[Image region annotations]
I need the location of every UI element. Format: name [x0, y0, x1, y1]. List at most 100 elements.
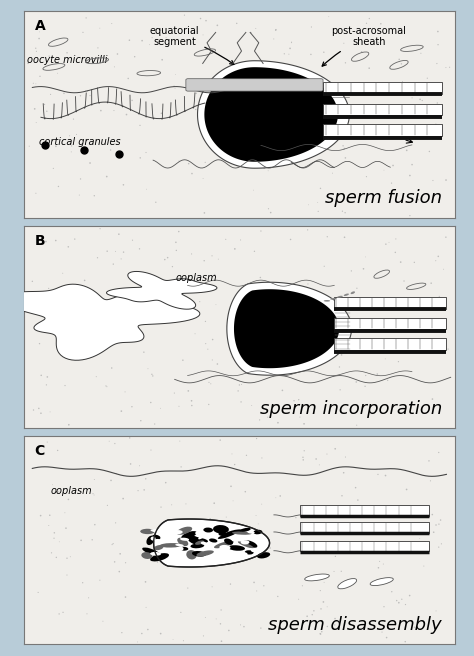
Point — [300, 419, 308, 429]
Point — [288, 340, 295, 351]
Point — [205, 400, 212, 410]
Point — [68, 140, 75, 151]
Point — [264, 203, 272, 214]
Point — [111, 333, 118, 343]
Point — [228, 449, 236, 459]
Ellipse shape — [257, 552, 270, 558]
Point — [362, 252, 369, 262]
Point — [115, 229, 123, 239]
Point — [136, 243, 143, 254]
Point — [397, 257, 404, 268]
Point — [124, 73, 132, 84]
Point — [288, 37, 295, 48]
Point — [92, 371, 100, 382]
Point — [156, 403, 164, 413]
Point — [408, 92, 416, 103]
Point — [269, 352, 277, 362]
Point — [317, 183, 324, 194]
Text: sperm incorporation: sperm incorporation — [260, 400, 442, 418]
Point — [137, 153, 144, 163]
Point — [218, 605, 225, 615]
Point — [353, 420, 361, 430]
Point — [41, 99, 48, 110]
Point — [247, 28, 255, 38]
Point — [79, 577, 86, 588]
Point — [406, 590, 413, 601]
Point — [320, 346, 328, 357]
Point — [357, 527, 365, 538]
Point — [77, 91, 84, 101]
Point — [331, 613, 339, 624]
Point — [231, 243, 238, 254]
Point — [222, 512, 230, 522]
Point — [330, 566, 338, 577]
Point — [286, 279, 293, 289]
Point — [434, 98, 441, 108]
Bar — [334, 338, 447, 350]
Point — [256, 415, 264, 425]
Point — [383, 632, 391, 643]
Ellipse shape — [324, 300, 330, 302]
Point — [442, 62, 450, 73]
Point — [231, 459, 238, 470]
Point — [116, 548, 124, 559]
Point — [99, 616, 107, 626]
Point — [276, 491, 284, 501]
Ellipse shape — [253, 530, 263, 535]
Point — [295, 394, 302, 405]
Point — [406, 171, 414, 181]
Point — [170, 81, 178, 91]
Point — [212, 299, 220, 310]
Point — [240, 621, 248, 632]
Point — [257, 623, 264, 633]
Point — [86, 157, 94, 168]
Point — [202, 15, 210, 26]
Ellipse shape — [188, 537, 208, 543]
Point — [382, 354, 389, 364]
Point — [112, 518, 119, 528]
Point — [302, 319, 310, 329]
Point — [83, 85, 91, 96]
Point — [207, 379, 215, 389]
Point — [103, 171, 110, 182]
Point — [378, 577, 385, 588]
Point — [63, 553, 71, 564]
Point — [272, 24, 280, 35]
Point — [331, 92, 339, 102]
Point — [26, 141, 33, 152]
Point — [342, 153, 349, 163]
Point — [250, 577, 258, 588]
Bar — [300, 541, 429, 551]
Point — [142, 147, 150, 157]
Point — [222, 234, 229, 245]
Point — [229, 495, 237, 506]
Point — [403, 484, 410, 495]
Point — [28, 276, 36, 287]
Point — [142, 474, 149, 484]
Ellipse shape — [140, 529, 155, 534]
Point — [142, 577, 149, 587]
Point — [236, 380, 243, 390]
Point — [214, 85, 222, 95]
Point — [403, 145, 410, 155]
Point — [136, 120, 144, 131]
Ellipse shape — [154, 545, 164, 550]
Ellipse shape — [219, 532, 227, 536]
Point — [314, 197, 321, 207]
Point — [254, 293, 262, 304]
Point — [172, 237, 180, 247]
Point — [109, 539, 116, 550]
Point — [175, 401, 183, 411]
Point — [337, 566, 345, 577]
Point — [54, 68, 62, 79]
Point — [217, 435, 224, 445]
Point — [406, 211, 414, 221]
Point — [428, 509, 436, 520]
Point — [358, 47, 365, 57]
Point — [199, 30, 207, 40]
Point — [252, 510, 260, 521]
Ellipse shape — [337, 296, 343, 298]
Ellipse shape — [219, 545, 230, 550]
Point — [37, 510, 45, 521]
Point — [287, 234, 294, 245]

• CHALLENGE: Copy every one of the records above word for word, leaving out the pictures.

• EXERCISE SOLUTION:
I need the location of every UI element. Format: name [x0, y0, x1, y1]. List at most 100 elements.
Point — [300, 419, 308, 429]
Point — [288, 340, 295, 351]
Point — [205, 400, 212, 410]
Point — [68, 140, 75, 151]
Point — [264, 203, 272, 214]
Point — [111, 333, 118, 343]
Point — [228, 449, 236, 459]
Ellipse shape — [257, 552, 270, 558]
Point — [362, 252, 369, 262]
Point — [115, 229, 123, 239]
Point — [136, 243, 143, 254]
Point — [397, 257, 404, 268]
Point — [124, 73, 132, 84]
Point — [288, 37, 295, 48]
Point — [92, 371, 100, 382]
Point — [156, 403, 164, 413]
Point — [408, 92, 416, 103]
Point — [269, 352, 277, 362]
Point — [317, 183, 324, 194]
Text: sperm incorporation: sperm incorporation — [260, 400, 442, 418]
Point — [137, 153, 144, 163]
Point — [218, 605, 225, 615]
Point — [353, 420, 361, 430]
Point — [41, 99, 48, 110]
Point — [247, 28, 255, 38]
Point — [79, 577, 86, 588]
Point — [406, 590, 413, 601]
Point — [320, 346, 328, 357]
Point — [357, 527, 365, 538]
Point — [77, 91, 84, 101]
Point — [331, 613, 339, 624]
Point — [231, 243, 238, 254]
Point — [222, 512, 230, 522]
Point — [330, 566, 338, 577]
Point — [286, 279, 293, 289]
Point — [434, 98, 441, 108]
Bar — [334, 338, 447, 350]
Point — [256, 415, 264, 425]
Point — [383, 632, 391, 643]
Ellipse shape — [324, 300, 330, 302]
Point — [442, 62, 450, 73]
Point — [231, 459, 238, 470]
Point — [116, 548, 124, 559]
Point — [99, 616, 107, 626]
Point — [276, 491, 284, 501]
Ellipse shape — [253, 530, 263, 535]
Point — [295, 394, 302, 405]
Point — [406, 171, 414, 181]
Point — [170, 81, 178, 91]
Point — [212, 299, 220, 310]
Point — [240, 621, 248, 632]
Point — [257, 623, 264, 633]
Point — [86, 157, 94, 168]
Point — [202, 15, 210, 26]
Ellipse shape — [188, 537, 208, 543]
Point — [382, 354, 389, 364]
Point — [112, 518, 119, 528]
Point — [302, 319, 310, 329]
Point — [83, 85, 91, 96]
Point — [207, 379, 215, 389]
Point — [103, 171, 110, 182]
Point — [378, 577, 385, 588]
Point — [63, 553, 71, 564]
Point — [272, 24, 280, 35]
Point — [331, 92, 339, 102]
Point — [26, 141, 33, 152]
Point — [342, 153, 349, 163]
Point — [250, 577, 258, 588]
Bar — [300, 541, 429, 551]
Point — [142, 147, 150, 157]
Point — [222, 234, 229, 245]
Point — [229, 495, 237, 506]
Point — [403, 484, 410, 495]
Point — [28, 276, 36, 287]
Point — [142, 474, 149, 484]
Ellipse shape — [140, 529, 155, 534]
Point — [142, 577, 149, 587]
Point — [236, 380, 243, 390]
Point — [214, 85, 222, 95]
Point — [403, 145, 410, 155]
Point — [136, 120, 144, 131]
Ellipse shape — [154, 545, 164, 550]
Ellipse shape — [219, 532, 227, 536]
Point — [314, 197, 321, 207]
Point — [254, 293, 262, 304]
Point — [172, 237, 180, 247]
Point — [109, 539, 116, 550]
Point — [175, 401, 183, 411]
Point — [337, 566, 345, 577]
Point — [54, 68, 62, 79]
Point — [217, 435, 224, 445]
Point — [406, 211, 414, 221]
Point — [428, 509, 436, 520]
Point — [358, 47, 365, 57]
Point — [199, 30, 207, 40]
Point — [252, 510, 260, 521]
Ellipse shape — [337, 296, 343, 298]
Ellipse shape — [219, 545, 230, 550]
Point — [37, 510, 45, 521]
Point — [287, 234, 294, 245]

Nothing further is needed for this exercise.